| TASKS FOR THIS EXERCISE |
1. Name every company that the passage on stock-price networks mentions.
2. In the passage on stock-price networks, retype the stretch from "FIGURE 10. (A)" through "Co. Ltd., respectively.".

| PASSAGE GIVEN |
** START **
As aforementioned, it is necessary to analyze multiple time series data to mine implicit information. Hence, experiments are conducted into the investigation of different stock price data by applying MVG. First, a two-layered network is constructed from the opening stock price and the highest stock price of Ping An Bank Co. Figure 9A illustrates the corresponding original time series data, while the obtained adjacent matrices are provided in Figures 9B,C. As presented in Figure 9A, the opening stock price and the highest stock price of Ping An Bank Co. are of a similar trend; this can also be observed by similar adjacent matrices of the networks for different data series.
FIGURE 9. (A) The opening stock price and highest stock price of Ping An Bank Co.; (B) Adjacent matrices of the networks obtained through MVG for opening price; (C) Adjacent matrices of the networks obtained through MVG for highest price.
Regarding the obtained two-layered networks, the aforementioned parameters can be calculated, being listed as
TABLE 3. Parameter obtained for the two layered networks for different combinations of time series data for Ping An Bank Co.
Moreover, we concern about the relationship between the stock prices of different stocks. Thus, we build an MVG network for the price data of different stocks. For example, we build a two-layer complex network based on the time-series of the opening prices of Ping An Bank and Vanke Co. Ltd. Class A. Similarly, Figure 10A below shows the opening stock price time-series data of two stocks in 2018, and Figures 10B,C shows the non-zero elements’ distribution of the complex network adjacency matrix generated by the opening price data of two stocks. After calculating the interlayer parameters of MVG, we can obtain ω = 0.6426 and I(α,β) = 1.2836 for the two-layer network. Such values almost reach the value of the two-layer network of surface ozone concentration and nitrogen dioxide concentration mentioned earlier. This means that the two stocks of Ping An Bank Co. and Vanke Co. Ltd. Class A have a relatively close relationship in the trend of stock data. More results are provided in Table 4. Obviously, the opening data is consistent with the above conclusion, while conclusions hold true for all the other price data. The close relationship between Ping An Bank Co. and Vanke Co. Ltd. A on the trend of stock data can be explained from the perspective of economics as the relationship between finance and real estate. The investment cost and investment income of the real estate industry are closely related to the financial environment, while the market in turn affects the economy and finance [15, 17]. Therefore, this mutual influence relationship in economics can be seen on the interlayer parameters of the two-layer MVG of stock prices.
FIGURE 10. (A) Two stocks’ opening price time-series data; (B,C) denote the adjacent matrices of two-layer MVG network built with provided time-series data for Ping An Bank Co. and Vanke Co. Ltd., respectively.
In contrast, there exists no such strong correlation between Ping An Bank Co. and the biopharmaceutical stock Shenzhen CAU Technology Co. Ltd. Table 5 below shows the interlayer parameters of the two-layer MVG networks obtained for the opening prices of some other stocks and Ping An Bank Co.
TABLE 5. Parameters obtained for the two layered networks for different combinations of Ping An Bank Co. and four different stocks.
** END **
| DATA ENTRIES |
** START **
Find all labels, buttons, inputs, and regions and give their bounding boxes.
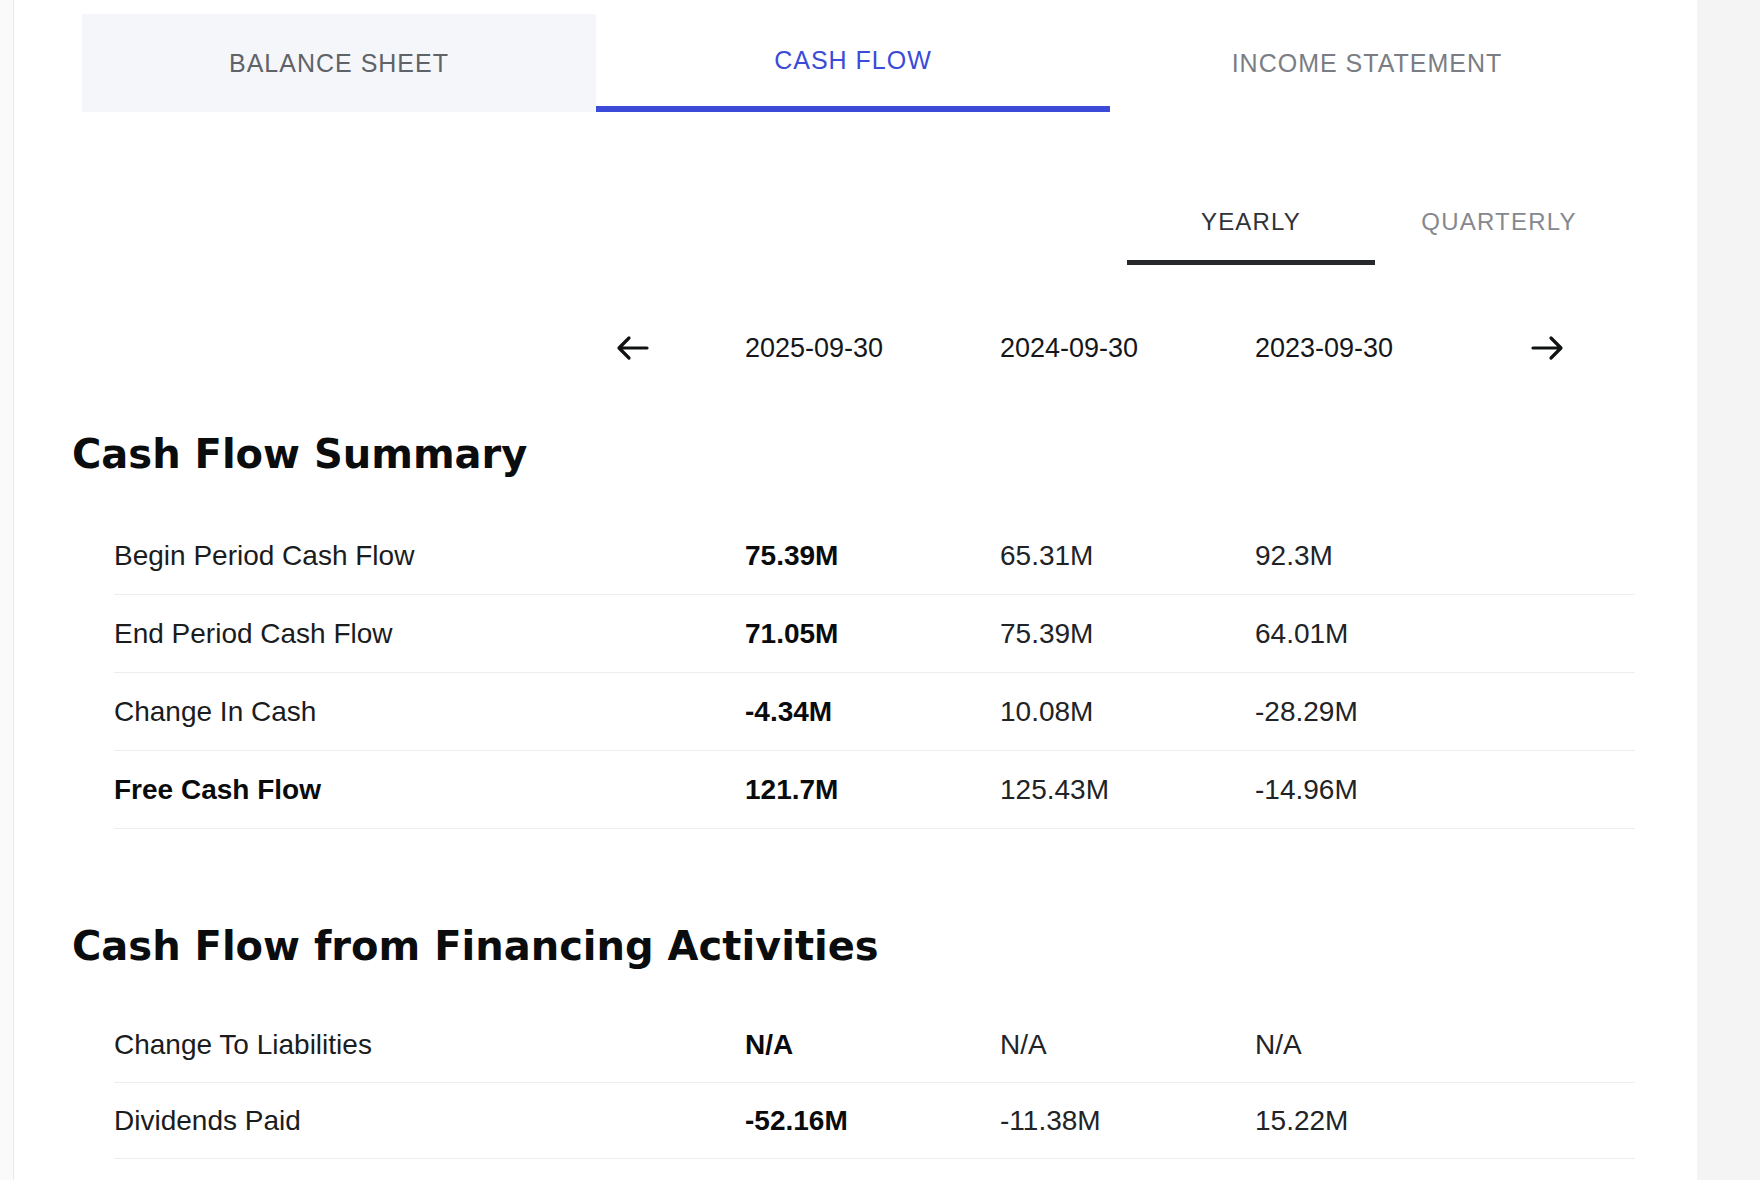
statement-tabs: BALANCE SHEET CASH FLOW INCOME STATEMENT (82, 14, 1624, 112)
row-value-3: 92.3M (1255, 540, 1635, 572)
column-date-2: 2024-09-30 (1000, 333, 1255, 364)
toggle-quarterly[interactable]: QUARTERLY (1375, 190, 1623, 265)
row-value-3: 64.01M (1255, 618, 1635, 650)
date-header-row: 2025-09-30 2024-09-30 2023-09-30 (114, 329, 1635, 367)
row-value-1: 121.7M (745, 774, 1000, 806)
row-value-1: N/A (745, 1029, 1000, 1061)
row-value-3: -14.96M (1255, 774, 1635, 806)
row-value-1: -4.34M (745, 696, 1000, 728)
row-value-2: 75.39M (1000, 618, 1255, 650)
table-row: Change In Cash -4.34M 10.08M -28.29M (114, 673, 1635, 751)
row-value-3: N/A (1255, 1029, 1635, 1061)
row-label: Change To Liabilities (114, 1029, 745, 1061)
arrow-left-icon[interactable] (615, 333, 651, 363)
table-row: End Period Cash Flow 71.05M 75.39M 64.01… (114, 595, 1635, 673)
table-row: Dividends Paid -52.16M -11.38M 15.22M (114, 1083, 1635, 1159)
page-left-gutter (0, 0, 14, 1180)
arrow-right-icon[interactable] (1529, 333, 1565, 363)
period-toggle: YEARLY QUARTERLY (1127, 190, 1623, 265)
tab-cash-flow[interactable]: CASH FLOW (596, 14, 1110, 112)
row-label: Free Cash Flow (114, 774, 745, 806)
column-date-1: 2025-09-30 (745, 333, 1000, 364)
page-right-gutter (1697, 0, 1760, 1180)
cash-flow-summary-table: Begin Period Cash Flow 75.39M 65.31M 92.… (114, 517, 1635, 829)
row-value-2: -11.38M (1000, 1105, 1255, 1137)
row-value-2: 125.43M (1000, 774, 1255, 806)
row-label: Dividends Paid (114, 1105, 745, 1137)
row-value-2: N/A (1000, 1029, 1255, 1061)
section-title-financing-activities: Cash Flow from Financing Activities (72, 921, 1697, 971)
financials-card: BALANCE SHEET CASH FLOW INCOME STATEMENT… (14, 0, 1697, 1180)
row-value-1: -52.16M (745, 1105, 1000, 1137)
row-value-1: 75.39M (745, 540, 1000, 572)
row-value-2: 65.31M (1000, 540, 1255, 572)
financing-activities-table: Change To Liabilities N/A N/A N/A Divide… (114, 1007, 1635, 1159)
row-value-1: 71.05M (745, 618, 1000, 650)
row-label: Begin Period Cash Flow (114, 540, 745, 572)
toggle-yearly[interactable]: YEARLY (1127, 190, 1375, 265)
tab-income-statement[interactable]: INCOME STATEMENT (1110, 14, 1624, 112)
row-label: Change In Cash (114, 696, 745, 728)
table-row: Begin Period Cash Flow 75.39M 65.31M 92.… (114, 517, 1635, 595)
section-title-cash-flow-summary: Cash Flow Summary (72, 429, 1697, 479)
row-value-3: -28.29M (1255, 696, 1635, 728)
row-value-3: 15.22M (1255, 1105, 1635, 1137)
row-label: End Period Cash Flow (114, 618, 745, 650)
tab-balance-sheet[interactable]: BALANCE SHEET (82, 14, 596, 112)
table-row: Free Cash Flow 121.7M 125.43M -14.96M (114, 751, 1635, 829)
table-row: Change To Liabilities N/A N/A N/A (114, 1007, 1635, 1083)
column-date-3: 2023-09-30 (1255, 333, 1393, 364)
row-value-2: 10.08M (1000, 696, 1255, 728)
** END **
| LIST OF SOLUTIONS |
1.
Ping An Bank Co.
Vanke Co. Ltd. Class A
Shenzhen CAU Technology Co. Ltd.

2.
FIGURE 10. (A) Two stocks’ opening price time-series data; (B,C) denote the adjacent matrices of two-layer MVG network built with provided time-series data for Ping An Bank Co. and Vanke Co. Ltd., respectively.